Request: Using the listing below, select the lines with the word "decese" and copy them.

================

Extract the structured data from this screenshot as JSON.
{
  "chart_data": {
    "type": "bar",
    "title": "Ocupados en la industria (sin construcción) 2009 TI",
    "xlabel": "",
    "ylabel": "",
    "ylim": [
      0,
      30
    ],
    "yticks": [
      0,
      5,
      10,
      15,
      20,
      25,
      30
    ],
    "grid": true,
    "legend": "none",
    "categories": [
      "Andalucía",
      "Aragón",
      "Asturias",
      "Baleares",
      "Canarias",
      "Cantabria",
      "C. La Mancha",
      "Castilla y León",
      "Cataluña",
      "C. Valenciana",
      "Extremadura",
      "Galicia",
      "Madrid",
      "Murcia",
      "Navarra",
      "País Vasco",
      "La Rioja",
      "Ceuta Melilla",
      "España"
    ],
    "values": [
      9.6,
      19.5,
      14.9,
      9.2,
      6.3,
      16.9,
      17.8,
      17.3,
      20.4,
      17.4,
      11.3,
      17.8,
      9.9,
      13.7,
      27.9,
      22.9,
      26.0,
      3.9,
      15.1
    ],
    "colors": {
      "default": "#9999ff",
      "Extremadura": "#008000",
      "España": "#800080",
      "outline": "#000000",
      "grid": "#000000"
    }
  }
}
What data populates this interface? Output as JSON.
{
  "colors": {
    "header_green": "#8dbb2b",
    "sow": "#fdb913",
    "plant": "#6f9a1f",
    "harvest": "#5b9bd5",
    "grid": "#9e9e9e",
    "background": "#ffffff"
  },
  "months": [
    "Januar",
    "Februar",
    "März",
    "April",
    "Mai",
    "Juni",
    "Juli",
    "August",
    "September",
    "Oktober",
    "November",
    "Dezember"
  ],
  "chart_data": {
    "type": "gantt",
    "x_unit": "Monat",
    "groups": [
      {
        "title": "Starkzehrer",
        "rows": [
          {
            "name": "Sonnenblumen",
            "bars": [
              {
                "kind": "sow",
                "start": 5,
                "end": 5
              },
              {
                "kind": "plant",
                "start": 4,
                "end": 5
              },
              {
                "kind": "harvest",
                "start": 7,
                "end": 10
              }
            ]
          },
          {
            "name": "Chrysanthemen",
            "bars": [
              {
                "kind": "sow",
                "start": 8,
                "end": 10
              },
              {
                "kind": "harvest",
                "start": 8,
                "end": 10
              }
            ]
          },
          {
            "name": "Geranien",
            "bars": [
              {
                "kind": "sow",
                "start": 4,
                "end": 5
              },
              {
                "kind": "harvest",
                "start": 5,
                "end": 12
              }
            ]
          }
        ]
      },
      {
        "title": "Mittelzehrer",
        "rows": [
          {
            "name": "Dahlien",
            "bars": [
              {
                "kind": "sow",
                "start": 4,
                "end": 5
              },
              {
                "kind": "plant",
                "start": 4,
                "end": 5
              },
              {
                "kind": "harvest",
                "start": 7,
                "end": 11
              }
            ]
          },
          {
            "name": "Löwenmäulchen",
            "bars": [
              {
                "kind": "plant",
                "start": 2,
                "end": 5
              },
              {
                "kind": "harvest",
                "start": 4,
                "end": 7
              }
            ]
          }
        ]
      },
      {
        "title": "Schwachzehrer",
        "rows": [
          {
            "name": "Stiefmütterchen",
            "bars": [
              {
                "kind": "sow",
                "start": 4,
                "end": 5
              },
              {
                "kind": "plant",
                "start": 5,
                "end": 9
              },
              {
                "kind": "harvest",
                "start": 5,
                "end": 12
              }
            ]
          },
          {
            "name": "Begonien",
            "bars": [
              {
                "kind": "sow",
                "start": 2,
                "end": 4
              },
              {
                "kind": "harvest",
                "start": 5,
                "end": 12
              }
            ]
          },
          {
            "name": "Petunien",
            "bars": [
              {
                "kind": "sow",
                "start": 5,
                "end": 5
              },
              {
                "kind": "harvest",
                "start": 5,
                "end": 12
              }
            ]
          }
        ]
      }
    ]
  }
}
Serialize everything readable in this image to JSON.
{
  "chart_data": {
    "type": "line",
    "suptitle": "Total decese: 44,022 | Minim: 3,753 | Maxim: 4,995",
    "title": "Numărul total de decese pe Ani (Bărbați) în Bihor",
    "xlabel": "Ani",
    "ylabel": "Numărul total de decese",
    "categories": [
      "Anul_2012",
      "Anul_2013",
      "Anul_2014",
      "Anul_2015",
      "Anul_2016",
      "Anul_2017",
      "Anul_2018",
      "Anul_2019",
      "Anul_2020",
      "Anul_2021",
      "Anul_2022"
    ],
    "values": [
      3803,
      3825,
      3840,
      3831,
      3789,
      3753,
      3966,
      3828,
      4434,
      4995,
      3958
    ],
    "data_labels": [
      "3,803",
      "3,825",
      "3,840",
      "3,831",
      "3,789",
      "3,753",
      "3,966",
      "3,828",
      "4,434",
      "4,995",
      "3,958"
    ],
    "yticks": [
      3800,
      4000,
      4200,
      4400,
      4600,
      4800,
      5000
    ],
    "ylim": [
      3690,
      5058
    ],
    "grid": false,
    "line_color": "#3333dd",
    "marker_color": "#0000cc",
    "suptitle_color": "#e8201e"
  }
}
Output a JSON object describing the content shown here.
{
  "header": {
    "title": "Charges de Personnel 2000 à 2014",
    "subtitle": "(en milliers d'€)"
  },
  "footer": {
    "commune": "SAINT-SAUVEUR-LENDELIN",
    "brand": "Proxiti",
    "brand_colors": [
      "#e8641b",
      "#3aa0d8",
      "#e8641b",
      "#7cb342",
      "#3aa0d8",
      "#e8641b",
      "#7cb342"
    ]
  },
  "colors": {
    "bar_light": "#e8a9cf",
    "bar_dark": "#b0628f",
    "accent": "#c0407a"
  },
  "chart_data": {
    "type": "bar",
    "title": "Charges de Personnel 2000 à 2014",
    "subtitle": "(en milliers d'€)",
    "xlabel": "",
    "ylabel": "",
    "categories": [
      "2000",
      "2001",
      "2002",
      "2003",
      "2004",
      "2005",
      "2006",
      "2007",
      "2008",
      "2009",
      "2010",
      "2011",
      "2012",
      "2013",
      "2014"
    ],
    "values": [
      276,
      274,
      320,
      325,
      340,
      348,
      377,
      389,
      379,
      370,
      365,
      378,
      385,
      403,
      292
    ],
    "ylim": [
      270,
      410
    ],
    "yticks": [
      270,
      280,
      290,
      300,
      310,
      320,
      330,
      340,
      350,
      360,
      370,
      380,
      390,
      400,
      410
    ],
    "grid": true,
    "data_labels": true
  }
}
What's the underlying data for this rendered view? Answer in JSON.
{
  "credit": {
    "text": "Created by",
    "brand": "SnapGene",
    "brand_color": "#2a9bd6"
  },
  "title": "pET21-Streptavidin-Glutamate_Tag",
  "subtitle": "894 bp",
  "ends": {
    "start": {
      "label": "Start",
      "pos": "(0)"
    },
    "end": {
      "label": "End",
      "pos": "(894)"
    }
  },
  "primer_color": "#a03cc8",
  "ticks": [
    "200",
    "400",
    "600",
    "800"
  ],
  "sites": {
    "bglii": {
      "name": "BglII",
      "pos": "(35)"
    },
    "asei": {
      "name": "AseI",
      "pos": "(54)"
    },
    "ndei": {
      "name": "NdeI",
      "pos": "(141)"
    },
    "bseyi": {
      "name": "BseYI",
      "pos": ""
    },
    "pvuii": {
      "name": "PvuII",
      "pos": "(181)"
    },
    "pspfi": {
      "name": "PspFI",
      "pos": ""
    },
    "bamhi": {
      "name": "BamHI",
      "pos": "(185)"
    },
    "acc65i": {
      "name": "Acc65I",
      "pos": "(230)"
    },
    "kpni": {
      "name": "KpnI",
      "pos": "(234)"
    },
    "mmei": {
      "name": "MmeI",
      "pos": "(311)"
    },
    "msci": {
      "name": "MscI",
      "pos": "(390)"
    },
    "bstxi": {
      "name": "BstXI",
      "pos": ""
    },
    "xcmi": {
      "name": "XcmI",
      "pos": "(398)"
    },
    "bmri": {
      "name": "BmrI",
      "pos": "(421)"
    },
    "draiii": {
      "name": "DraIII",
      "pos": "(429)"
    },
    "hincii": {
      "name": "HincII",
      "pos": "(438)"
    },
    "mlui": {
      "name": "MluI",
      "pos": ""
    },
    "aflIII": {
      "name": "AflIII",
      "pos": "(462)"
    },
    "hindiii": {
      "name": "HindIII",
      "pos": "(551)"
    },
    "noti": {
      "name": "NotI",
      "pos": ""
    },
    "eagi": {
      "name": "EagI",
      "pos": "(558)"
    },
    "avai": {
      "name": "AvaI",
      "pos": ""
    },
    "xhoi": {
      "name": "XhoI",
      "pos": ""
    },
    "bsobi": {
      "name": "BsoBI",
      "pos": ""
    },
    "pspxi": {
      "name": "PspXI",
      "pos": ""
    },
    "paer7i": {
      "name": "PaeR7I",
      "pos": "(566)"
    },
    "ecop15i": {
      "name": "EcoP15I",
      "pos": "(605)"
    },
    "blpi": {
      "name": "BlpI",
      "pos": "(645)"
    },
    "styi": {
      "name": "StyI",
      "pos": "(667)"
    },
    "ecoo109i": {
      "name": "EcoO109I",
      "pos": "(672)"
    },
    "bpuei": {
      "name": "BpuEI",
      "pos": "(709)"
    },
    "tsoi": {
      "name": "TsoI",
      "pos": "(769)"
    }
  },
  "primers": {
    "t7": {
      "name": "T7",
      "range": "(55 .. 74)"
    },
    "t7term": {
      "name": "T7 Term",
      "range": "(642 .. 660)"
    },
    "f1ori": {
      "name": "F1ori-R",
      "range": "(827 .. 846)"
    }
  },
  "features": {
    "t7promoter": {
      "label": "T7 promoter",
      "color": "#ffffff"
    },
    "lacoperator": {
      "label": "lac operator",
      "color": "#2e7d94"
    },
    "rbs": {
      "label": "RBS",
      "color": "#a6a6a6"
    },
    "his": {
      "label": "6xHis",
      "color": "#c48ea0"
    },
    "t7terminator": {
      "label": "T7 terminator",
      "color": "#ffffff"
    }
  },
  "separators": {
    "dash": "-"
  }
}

================

Exercise output:
    "suptitle": "Total decese: 44,022 | Minim: 3,753 | Maxim: 4,995",
    "title": "Numărul total de decese pe Ani (Bărbați) în Bihor",
    "ylabel": "Numărul total de decese",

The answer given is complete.